▶ **Extracted information**:
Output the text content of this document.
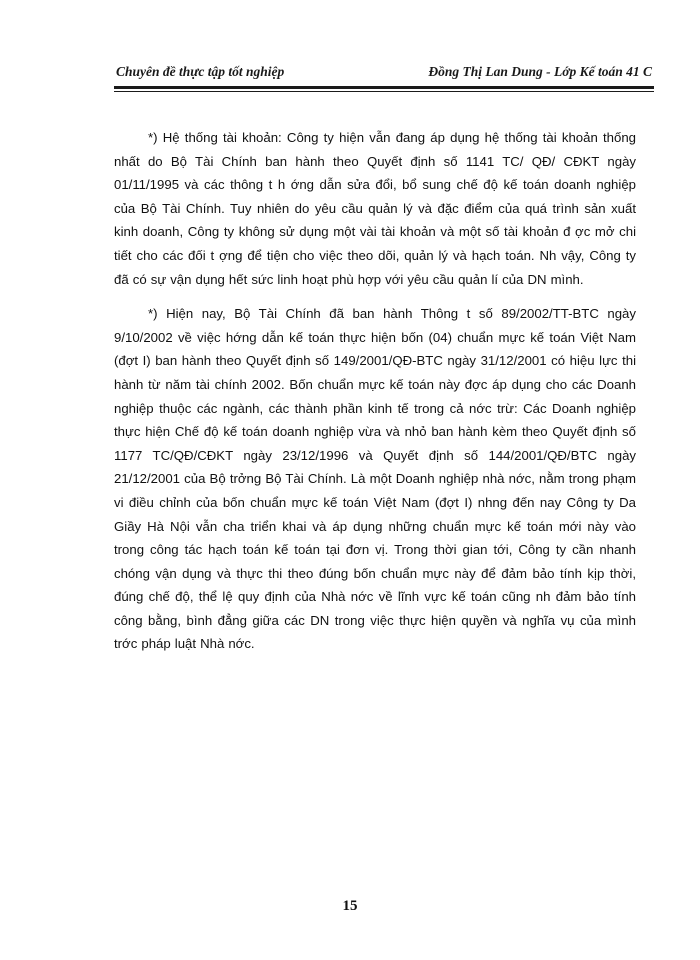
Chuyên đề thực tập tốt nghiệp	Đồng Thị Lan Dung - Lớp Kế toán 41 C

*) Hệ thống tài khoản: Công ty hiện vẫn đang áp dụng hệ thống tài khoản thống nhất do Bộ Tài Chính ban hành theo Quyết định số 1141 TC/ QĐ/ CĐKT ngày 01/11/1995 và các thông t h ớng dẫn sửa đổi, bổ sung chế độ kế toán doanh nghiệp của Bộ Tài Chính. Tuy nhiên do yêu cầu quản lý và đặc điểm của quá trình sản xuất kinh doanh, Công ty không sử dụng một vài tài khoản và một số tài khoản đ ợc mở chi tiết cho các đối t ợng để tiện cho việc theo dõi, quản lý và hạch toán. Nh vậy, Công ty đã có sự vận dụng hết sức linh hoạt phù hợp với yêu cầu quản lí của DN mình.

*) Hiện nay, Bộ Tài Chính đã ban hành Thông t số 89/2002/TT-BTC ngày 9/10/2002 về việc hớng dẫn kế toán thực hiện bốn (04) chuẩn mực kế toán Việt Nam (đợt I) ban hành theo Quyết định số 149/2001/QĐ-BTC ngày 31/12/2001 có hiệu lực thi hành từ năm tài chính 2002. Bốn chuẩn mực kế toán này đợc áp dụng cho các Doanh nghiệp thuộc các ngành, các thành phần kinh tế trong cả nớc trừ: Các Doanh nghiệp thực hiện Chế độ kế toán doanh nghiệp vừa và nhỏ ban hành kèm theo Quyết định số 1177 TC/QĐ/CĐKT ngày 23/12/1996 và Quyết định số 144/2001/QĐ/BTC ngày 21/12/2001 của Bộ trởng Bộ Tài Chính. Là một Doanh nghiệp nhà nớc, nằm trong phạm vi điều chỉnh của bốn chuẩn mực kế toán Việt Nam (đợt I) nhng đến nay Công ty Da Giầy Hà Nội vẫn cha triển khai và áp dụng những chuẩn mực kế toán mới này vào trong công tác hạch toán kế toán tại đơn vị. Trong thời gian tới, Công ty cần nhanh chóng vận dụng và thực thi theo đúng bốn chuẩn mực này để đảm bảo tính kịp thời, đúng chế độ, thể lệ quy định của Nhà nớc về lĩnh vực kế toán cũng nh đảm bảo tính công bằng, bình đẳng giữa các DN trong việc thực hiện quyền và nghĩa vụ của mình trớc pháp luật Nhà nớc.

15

▶ **Exercise requirements**: Consider the entries above and return each line with the string "thực".

▶ **Task answer**:
Chuyên đề thực tập tốt nghiệp	Đồng Thị Lan Dung - Lớp Kế toán 41 C
*) Hiện nay, Bộ Tài Chính đã ban hành Thông t số 89/2002/TT-BTC ngày 9/10/2002 về việc hớng dẫn kế toán thực hiện bốn (04) chuẩn mực kế toán Việt Nam (đợt I) ban hành theo Quyết định số 149/2001/QĐ-BTC ngày 31/12/2001 có hiệu lực thi hành từ năm tài chính 2002. Bốn chuẩn mực kế toán này đợc áp dụng cho các Doanh nghiệp thuộc các ngành, các thành phần kinh tế trong cả nớc trừ: Các Doanh nghiệp thực hiện Chế độ kế toán doanh nghiệp vừa và nhỏ ban hành kèm theo Quyết định số 1177 TC/QĐ/CĐKT ngày 23/12/1996 và Quyết định số 144/2001/QĐ/BTC ngày 21/12/2001 của Bộ trởng Bộ Tài Chính. Là một Doanh nghiệp nhà nớc, nằm trong phạm vi điều chỉnh của bốn chuẩn mực kế toán Việt Nam (đợt I) nhng đến nay Công ty Da Giầy Hà Nội vẫn cha triển khai và áp dụng những chuẩn mực kế toán mới này vào trong công tác hạch toán kế toán tại đơn vị. Trong thời gian tới, Công ty cần nhanh chóng vận dụng và thực thi theo đúng bốn chuẩn mực này để đảm bảo tính kịp thời, đúng chế độ, thể lệ quy định của Nhà nớc về lĩnh vực kế toán cũng nh đảm bảo tính công bằng, bình đẳng giữa các DN trong việc thực hiện quyền và nghĩa vụ của mình trớc pháp luật Nhà nớc.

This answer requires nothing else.